• _Text excerpt_
The sum assured is one of the most important aspects of a term insurance policy. Since a term insurance policy is purely a vanilla insurance policy, the sum assured is the insurer’s amount payable to the nominee or the family members of the policyholder. Ideally, such a sum assured should be substantial enough to handle any financial crisis after the policyholder’s death.

An ideal sum assured amount would be ten times your current annual income after taking any other existing liability or debt into consideration also.

Maturity age

The maturity age is the age of the policyholder wherein such policy will expire. Generally, all policies have a maturity age of 75, whereas few policies also have a maturity age of 80. The maturity age of the policy is crucial, as the policy will provide cover to the primary policyholder until such age. You should ideally own a term insurance policy till you don’t have any financial dependents.

Impact of inflation

Suppose the cost of living your family incurs every year is Rs 10 lakhs at the moment, assuming an inflation rate of 8%, your annual cost of living after:

  • Nine years would be Rs 20 lakhs
  • 18 years would be Rs 40 lakhs
  • 27 years would be Rs 60 lakhs

It is because the value of money depreciates over time. Therefore, while choosing the cover, it would be good to keep inflation’s impact in mind.

Claim settlement ratio

The claim settlement ratio indicates the claim settlement percentage of an insurer. For example, if the insurer settles 98 out of 100 claims, then the claim settlement ratio is 98%. The higher the claim settlement ratio, the better are the chances of quick claim processing. Therefore, it makes sense to choose an insurer with a higher claim settlement ratio.

Riders

Several term insurance plans come with riders/ add-ons attached to them, which increases the total payout to the policyholder’s family in certain situations. Examples of riders include comprehensive accident benefit, accelerated critical illness benefit, waiver of premium due to disability, etc. These add-ons aren’t compulsory but can be useful from a long term perspective.

• _Exercise instructions_
Write out the entire term insurance text word for word, from its first sentence to its last. You won't need the lines that come after this text.

• _Supplied data_
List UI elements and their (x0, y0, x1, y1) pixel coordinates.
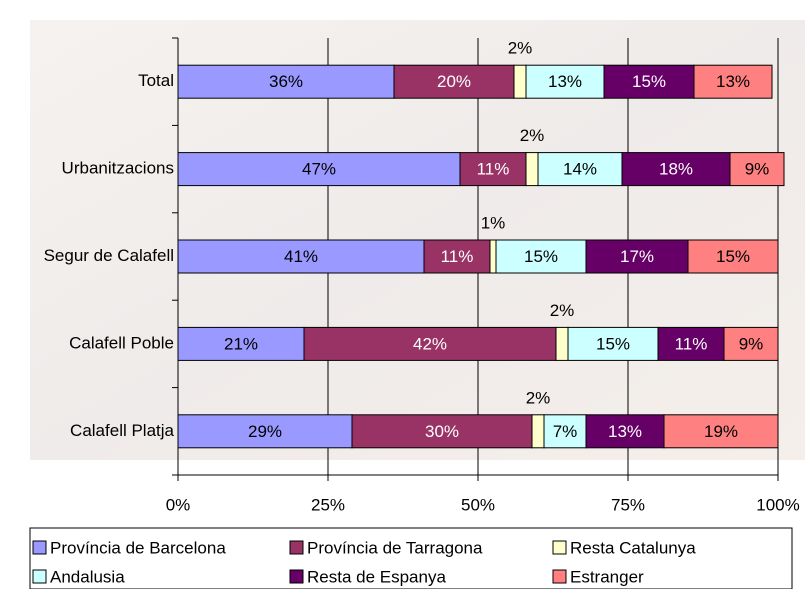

• _Task solution_
The sum assured is one of the most important aspects of a term insurance policy. Since a term insurance policy is purely a vanilla insurance policy, the sum assured is the insurer’s amount payable to the nominee or the family members of the policyholder. Ideally, such a sum assured should be substantial enough to handle any financial crisis after the policyholder’s death.

An ideal sum assured amount would be ten times your current annual income after taking any other existing liability or debt into consideration also.

Maturity age

The maturity age is the age of the policyholder wherein such policy will expire. Generally, all policies have a maturity age of 75, whereas few policies also have a maturity age of 80. The maturity age of the policy is crucial, as the policy will provide cover to the primary policyholder until such age. You should ideally own a term insurance policy till you don’t have any financial dependents.

Impact of inflation

Suppose the cost of living your family incurs every year is Rs 10 lakhs at the moment, assuming an inflation rate of 8%, your annual cost of living after:

  • Nine years would be Rs 20 lakhs
  • 18 years would be Rs 40 lakhs
  • 27 years would be Rs 60 lakhs

It is because the value of money depreciates over time. Therefore, while choosing the cover, it would be good to keep inflation’s impact in mind.

Claim settlement ratio

The claim settlement ratio indicates the claim settlement percentage of an insurer. For example, if the insurer settles 98 out of 100 claims, then the claim settlement ratio is 98%. The higher the claim settlement ratio, the better are the chances of quick claim processing. Therefore, it makes sense to choose an insurer with a higher claim settlement ratio.

Riders

Several term insurance plans come with riders/ add-ons attached to them, which increases the total payout to the policyholder’s family in certain situations. Examples of riders include comprehensive accident benefit, accelerated critical illness benefit, waiver of premium due to disability, etc. These add-ons aren’t compulsory but can be useful from a long term perspective.